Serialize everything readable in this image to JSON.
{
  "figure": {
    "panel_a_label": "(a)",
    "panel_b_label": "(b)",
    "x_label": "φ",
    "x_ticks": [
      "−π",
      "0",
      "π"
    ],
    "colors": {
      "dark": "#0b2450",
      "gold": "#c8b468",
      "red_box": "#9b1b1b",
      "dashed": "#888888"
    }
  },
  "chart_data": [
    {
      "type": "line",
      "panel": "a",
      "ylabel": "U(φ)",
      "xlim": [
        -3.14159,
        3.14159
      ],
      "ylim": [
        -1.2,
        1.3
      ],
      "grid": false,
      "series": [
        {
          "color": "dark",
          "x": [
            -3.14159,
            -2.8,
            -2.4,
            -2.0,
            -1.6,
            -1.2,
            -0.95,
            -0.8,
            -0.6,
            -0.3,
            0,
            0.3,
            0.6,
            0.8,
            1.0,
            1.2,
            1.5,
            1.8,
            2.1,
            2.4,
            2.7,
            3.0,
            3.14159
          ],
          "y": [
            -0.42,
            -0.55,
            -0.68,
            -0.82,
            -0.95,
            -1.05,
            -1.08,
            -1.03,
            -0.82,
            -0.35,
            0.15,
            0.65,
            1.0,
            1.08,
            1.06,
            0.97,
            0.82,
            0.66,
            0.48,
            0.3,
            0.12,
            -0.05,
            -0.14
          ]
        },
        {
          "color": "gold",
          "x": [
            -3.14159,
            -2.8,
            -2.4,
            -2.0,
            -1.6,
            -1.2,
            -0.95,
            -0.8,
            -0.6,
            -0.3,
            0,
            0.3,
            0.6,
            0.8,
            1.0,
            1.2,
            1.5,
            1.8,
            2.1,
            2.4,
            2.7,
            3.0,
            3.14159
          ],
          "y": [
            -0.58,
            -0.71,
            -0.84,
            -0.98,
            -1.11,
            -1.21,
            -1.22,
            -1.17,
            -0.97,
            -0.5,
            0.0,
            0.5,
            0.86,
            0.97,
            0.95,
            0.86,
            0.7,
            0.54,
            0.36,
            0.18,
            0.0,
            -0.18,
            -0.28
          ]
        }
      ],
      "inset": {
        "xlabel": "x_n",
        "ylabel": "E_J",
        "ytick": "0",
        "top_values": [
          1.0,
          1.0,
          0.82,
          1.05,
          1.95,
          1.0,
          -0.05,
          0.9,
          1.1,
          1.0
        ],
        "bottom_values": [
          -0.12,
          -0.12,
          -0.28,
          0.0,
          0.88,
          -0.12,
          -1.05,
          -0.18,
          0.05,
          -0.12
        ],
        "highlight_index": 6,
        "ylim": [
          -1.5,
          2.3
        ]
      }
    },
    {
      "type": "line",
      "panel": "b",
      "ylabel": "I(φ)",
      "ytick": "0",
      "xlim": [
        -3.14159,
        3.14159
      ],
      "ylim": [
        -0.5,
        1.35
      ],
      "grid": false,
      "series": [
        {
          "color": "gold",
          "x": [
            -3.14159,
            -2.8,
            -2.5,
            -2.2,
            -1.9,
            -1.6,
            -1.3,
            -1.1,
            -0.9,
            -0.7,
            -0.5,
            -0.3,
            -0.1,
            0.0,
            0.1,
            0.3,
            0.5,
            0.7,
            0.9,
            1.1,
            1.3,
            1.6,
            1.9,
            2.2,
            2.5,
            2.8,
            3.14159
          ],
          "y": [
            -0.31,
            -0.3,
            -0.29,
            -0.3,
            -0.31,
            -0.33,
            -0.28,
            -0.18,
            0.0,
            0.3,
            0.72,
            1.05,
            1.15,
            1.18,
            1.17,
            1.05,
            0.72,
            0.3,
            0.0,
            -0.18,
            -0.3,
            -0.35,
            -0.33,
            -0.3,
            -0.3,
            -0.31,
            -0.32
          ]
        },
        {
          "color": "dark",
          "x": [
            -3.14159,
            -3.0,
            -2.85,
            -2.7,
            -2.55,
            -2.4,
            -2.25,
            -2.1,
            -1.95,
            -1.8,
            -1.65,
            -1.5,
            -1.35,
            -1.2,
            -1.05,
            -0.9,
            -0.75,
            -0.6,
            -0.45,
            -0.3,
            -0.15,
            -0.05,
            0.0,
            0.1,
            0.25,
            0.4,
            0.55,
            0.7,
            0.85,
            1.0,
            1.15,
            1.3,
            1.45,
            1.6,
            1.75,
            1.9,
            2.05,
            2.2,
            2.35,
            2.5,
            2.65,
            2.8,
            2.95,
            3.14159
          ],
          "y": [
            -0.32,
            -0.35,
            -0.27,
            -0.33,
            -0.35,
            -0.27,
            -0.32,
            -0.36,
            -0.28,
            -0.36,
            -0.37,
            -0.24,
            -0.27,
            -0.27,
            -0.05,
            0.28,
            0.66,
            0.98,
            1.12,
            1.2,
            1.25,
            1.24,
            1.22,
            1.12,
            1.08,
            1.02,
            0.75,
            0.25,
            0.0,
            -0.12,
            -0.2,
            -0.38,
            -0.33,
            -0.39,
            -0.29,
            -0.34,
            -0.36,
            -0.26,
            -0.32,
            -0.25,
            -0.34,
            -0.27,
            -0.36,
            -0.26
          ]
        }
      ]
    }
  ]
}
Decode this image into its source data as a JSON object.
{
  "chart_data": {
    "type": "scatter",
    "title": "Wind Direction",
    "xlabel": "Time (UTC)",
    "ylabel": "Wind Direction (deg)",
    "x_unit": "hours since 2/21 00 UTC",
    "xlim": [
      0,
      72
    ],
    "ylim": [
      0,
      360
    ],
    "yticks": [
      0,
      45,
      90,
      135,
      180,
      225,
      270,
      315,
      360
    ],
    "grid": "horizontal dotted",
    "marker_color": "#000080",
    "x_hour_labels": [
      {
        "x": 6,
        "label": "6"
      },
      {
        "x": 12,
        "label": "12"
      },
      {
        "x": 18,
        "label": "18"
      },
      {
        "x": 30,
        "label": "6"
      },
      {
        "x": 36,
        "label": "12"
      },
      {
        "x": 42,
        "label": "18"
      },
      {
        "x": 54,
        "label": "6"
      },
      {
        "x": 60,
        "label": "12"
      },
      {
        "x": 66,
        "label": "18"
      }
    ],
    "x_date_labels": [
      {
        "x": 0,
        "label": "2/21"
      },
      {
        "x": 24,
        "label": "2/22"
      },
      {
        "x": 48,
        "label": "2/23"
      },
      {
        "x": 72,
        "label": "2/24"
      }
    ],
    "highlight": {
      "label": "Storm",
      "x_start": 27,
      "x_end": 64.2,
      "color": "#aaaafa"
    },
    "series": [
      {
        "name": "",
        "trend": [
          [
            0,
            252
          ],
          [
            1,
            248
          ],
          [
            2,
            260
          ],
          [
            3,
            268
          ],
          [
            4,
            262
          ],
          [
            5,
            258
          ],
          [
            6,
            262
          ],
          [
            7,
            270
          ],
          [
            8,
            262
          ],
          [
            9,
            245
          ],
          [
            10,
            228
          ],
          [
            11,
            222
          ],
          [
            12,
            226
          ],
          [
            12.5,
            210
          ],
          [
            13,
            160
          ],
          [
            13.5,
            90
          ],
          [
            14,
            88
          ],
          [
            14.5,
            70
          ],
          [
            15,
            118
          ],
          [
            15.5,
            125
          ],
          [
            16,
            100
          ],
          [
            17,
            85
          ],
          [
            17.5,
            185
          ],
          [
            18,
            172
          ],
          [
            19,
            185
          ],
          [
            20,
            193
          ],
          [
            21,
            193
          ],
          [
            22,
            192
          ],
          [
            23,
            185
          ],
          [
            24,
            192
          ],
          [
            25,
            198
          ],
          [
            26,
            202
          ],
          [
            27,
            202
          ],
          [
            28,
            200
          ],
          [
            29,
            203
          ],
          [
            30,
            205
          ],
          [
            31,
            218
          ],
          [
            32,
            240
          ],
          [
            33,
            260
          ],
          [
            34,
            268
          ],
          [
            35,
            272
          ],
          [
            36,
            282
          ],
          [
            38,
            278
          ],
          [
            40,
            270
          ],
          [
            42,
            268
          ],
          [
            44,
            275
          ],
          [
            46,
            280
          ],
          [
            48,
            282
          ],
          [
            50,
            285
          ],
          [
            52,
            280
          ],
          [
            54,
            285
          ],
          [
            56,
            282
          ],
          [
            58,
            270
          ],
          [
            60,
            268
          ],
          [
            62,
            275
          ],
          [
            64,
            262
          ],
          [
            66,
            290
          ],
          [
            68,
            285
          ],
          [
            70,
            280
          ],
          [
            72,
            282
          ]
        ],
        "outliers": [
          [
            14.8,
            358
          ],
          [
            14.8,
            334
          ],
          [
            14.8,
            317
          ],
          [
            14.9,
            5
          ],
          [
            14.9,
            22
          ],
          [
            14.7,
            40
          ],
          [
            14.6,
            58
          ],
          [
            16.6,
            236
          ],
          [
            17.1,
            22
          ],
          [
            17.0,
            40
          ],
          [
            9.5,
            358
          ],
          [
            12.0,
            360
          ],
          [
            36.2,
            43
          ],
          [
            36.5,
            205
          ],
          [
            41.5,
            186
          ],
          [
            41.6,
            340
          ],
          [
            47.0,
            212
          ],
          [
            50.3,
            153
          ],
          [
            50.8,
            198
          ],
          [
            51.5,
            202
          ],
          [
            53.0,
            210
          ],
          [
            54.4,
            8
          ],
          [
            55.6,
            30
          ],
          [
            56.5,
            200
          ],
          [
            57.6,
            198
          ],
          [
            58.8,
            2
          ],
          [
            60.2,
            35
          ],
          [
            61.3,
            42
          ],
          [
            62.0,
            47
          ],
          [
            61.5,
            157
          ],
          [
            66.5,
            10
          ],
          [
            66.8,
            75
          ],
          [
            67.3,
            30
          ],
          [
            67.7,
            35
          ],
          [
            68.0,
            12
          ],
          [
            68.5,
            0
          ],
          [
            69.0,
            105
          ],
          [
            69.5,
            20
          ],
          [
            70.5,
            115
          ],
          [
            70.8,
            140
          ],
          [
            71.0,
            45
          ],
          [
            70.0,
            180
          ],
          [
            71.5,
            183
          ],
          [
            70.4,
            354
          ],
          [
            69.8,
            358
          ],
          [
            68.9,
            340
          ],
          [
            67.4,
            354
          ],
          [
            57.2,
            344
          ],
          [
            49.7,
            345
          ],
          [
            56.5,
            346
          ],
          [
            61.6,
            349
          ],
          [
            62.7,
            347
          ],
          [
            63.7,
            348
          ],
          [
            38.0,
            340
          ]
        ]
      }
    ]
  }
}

--- Work to be completed ---
Review the preceding data and report every line that includes the string "Direction".

--- In response ---
    "title": "Wind Direction",
    "ylabel": "Wind Direction (deg)",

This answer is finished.